→ DATA PROVIDED

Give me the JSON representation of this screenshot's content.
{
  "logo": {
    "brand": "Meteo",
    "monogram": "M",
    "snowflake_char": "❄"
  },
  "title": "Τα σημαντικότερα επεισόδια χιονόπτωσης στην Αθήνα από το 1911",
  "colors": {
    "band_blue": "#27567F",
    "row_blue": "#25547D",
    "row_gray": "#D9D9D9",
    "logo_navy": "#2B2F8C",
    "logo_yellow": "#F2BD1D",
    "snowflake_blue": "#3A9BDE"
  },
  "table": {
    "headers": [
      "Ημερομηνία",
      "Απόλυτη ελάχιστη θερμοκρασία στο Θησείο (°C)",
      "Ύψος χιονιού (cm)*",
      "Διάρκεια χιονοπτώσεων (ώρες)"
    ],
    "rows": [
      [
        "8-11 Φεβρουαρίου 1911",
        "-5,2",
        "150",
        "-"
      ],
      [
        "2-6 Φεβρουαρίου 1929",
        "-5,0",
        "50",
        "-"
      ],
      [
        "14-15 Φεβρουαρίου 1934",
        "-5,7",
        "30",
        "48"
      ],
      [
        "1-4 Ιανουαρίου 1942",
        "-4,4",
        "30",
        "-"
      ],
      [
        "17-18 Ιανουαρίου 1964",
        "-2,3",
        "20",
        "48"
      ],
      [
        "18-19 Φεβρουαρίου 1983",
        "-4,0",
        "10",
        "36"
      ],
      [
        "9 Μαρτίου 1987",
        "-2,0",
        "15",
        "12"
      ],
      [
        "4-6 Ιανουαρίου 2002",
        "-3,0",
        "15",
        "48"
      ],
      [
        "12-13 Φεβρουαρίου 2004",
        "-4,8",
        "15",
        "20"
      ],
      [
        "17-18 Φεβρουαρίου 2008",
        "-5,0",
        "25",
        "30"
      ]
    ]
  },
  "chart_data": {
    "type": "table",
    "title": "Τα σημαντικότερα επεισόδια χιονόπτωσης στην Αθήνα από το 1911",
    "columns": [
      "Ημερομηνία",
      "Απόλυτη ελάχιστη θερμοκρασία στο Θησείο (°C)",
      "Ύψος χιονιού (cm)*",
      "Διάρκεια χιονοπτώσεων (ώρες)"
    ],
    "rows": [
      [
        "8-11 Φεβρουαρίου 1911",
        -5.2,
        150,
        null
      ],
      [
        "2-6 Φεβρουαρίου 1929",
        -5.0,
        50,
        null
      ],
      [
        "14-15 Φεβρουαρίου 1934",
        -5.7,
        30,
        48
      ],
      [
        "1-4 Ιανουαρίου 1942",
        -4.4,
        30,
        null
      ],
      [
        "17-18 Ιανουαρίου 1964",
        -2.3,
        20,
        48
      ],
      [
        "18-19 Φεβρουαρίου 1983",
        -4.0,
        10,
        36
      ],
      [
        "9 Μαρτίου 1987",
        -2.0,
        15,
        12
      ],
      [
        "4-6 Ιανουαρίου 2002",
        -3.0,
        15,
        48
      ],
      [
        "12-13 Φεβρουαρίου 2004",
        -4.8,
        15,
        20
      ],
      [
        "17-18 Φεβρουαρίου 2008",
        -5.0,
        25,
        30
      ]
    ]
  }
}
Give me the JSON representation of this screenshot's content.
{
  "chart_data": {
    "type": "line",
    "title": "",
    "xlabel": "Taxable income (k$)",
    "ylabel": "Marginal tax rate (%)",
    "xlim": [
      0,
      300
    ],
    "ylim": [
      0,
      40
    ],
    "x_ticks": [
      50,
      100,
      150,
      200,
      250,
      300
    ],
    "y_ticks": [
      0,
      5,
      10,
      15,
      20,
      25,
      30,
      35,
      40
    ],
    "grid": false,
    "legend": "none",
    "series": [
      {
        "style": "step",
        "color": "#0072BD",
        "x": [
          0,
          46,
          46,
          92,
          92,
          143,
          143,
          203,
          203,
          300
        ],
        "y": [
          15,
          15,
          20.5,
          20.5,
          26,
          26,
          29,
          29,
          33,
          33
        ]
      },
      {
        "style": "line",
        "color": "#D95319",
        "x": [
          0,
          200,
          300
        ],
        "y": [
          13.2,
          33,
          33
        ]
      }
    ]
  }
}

→ WHAT TO WORK ON
Reproduce each entry from the records above, character for character.

→ CORRECT ANSWER
Give me the JSON representation of this screenshot's content.
{
  "logo": {
    "brand": "Meteo",
    "monogram": "M",
    "snowflake_char": "❄"
  },
  "title": "Τα σημαντικότερα επεισόδια χιονόπτωσης στην Αθήνα από το 1911",
  "colors": {
    "band_blue": "#27567F",
    "row_blue": "#25547D",
    "row_gray": "#D9D9D9",
    "logo_navy": "#2B2F8C",
    "logo_yellow": "#F2BD1D",
    "snowflake_blue": "#3A9BDE"
  },
  "table": {
    "headers": [
      "Ημερομηνία",
      "Απόλυτη ελάχιστη θερμοκρασία στο Θησείο (°C)",
      "Ύψος χιονιού (cm)*",
      "Διάρκεια χιονοπτώσεων (ώρες)"
    ],
    "rows": [
      [
        "8-11 Φεβρουαρίου 1911",
        "-5,2",
        "150",
        "-"
      ],
      [
        "2-6 Φεβρουαρίου 1929",
        "-5,0",
        "50",
        "-"
      ],
      [
        "14-15 Φεβρουαρίου 1934",
        "-5,7",
        "30",
        "48"
      ],
      [
        "1-4 Ιανουαρίου 1942",
        "-4,4",
        "30",
        "-"
      ],
      [
        "17-18 Ιανουαρίου 1964",
        "-2,3",
        "20",
        "48"
      ],
      [
        "18-19 Φεβρουαρίου 1983",
        "-4,0",
        "10",
        "36"
      ],
      [
        "9 Μαρτίου 1987",
        "-2,0",
        "15",
        "12"
      ],
      [
        "4-6 Ιανουαρίου 2002",
        "-3,0",
        "15",
        "48"
      ],
      [
        "12-13 Φεβρουαρίου 2004",
        "-4,8",
        "15",
        "20"
      ],
      [
        "17-18 Φεβρουαρίου 2008",
        "-5,0",
        "25",
        "30"
      ]
    ]
  },
  "chart_data": {
    "type": "table",
    "title": "Τα σημαντικότερα επεισόδια χιονόπτωσης στην Αθήνα από το 1911",
    "columns": [
      "Ημερομηνία",
      "Απόλυτη ελάχιστη θερμοκρασία στο Θησείο (°C)",
      "Ύψος χιονιού (cm)*",
      "Διάρκεια χιονοπτώσεων (ώρες)"
    ],
    "rows": [
      [
        "8-11 Φεβρουαρίου 1911",
        -5.2,
        150,
        null
      ],
      [
        "2-6 Φεβρουαρίου 1929",
        -5.0,
        50,
        null
      ],
      [
        "14-15 Φεβρουαρίου 1934",
        -5.7,
        30,
        48
      ],
      [
        "1-4 Ιανουαρίου 1942",
        -4.4,
        30,
        null
      ],
      [
        "17-18 Ιανουαρίου 1964",
        -2.3,
        20,
        48
      ],
      [
        "18-19 Φεβρουαρίου 1983",
        -4.0,
        10,
        36
      ],
      [
        "9 Μαρτίου 1987",
        -2.0,
        15,
        12
      ],
      [
        "4-6 Ιανουαρίου 2002",
        -3.0,
        15,
        48
      ],
      [
        "12-13 Φεβρουαρίου 2004",
        -4.8,
        15,
        20
      ],
      [
        "17-18 Φεβρουαρίου 2008",
        -5.0,
        25,
        30
      ]
    ]
  }
}
Give me the JSON representation of this screenshot's content.
{
  "chart_data": {
    "type": "line",
    "title": "",
    "xlabel": "Taxable income (k$)",
    "ylabel": "Marginal tax rate (%)",
    "xlim": [
      0,
      300
    ],
    "ylim": [
      0,
      40
    ],
    "x_ticks": [
      50,
      100,
      150,
      200,
      250,
      300
    ],
    "y_ticks": [
      0,
      5,
      10,
      15,
      20,
      25,
      30,
      35,
      40
    ],
    "grid": false,
    "legend": "none",
    "series": [
      {
        "style": "step",
        "color": "#0072BD",
        "x": [
          0,
          46,
          46,
          92,
          92,
          143,
          143,
          203,
          203,
          300
        ],
        "y": [
          15,
          15,
          20.5,
          20.5,
          26,
          26,
          29,
          29,
          33,
          33
        ]
      },
      {
        "style": "line",
        "color": "#D95319",
        "x": [
          0,
          200,
          300
        ],
        "y": [
          13.2,
          33,
          33
        ]
      }
    ]
  }
}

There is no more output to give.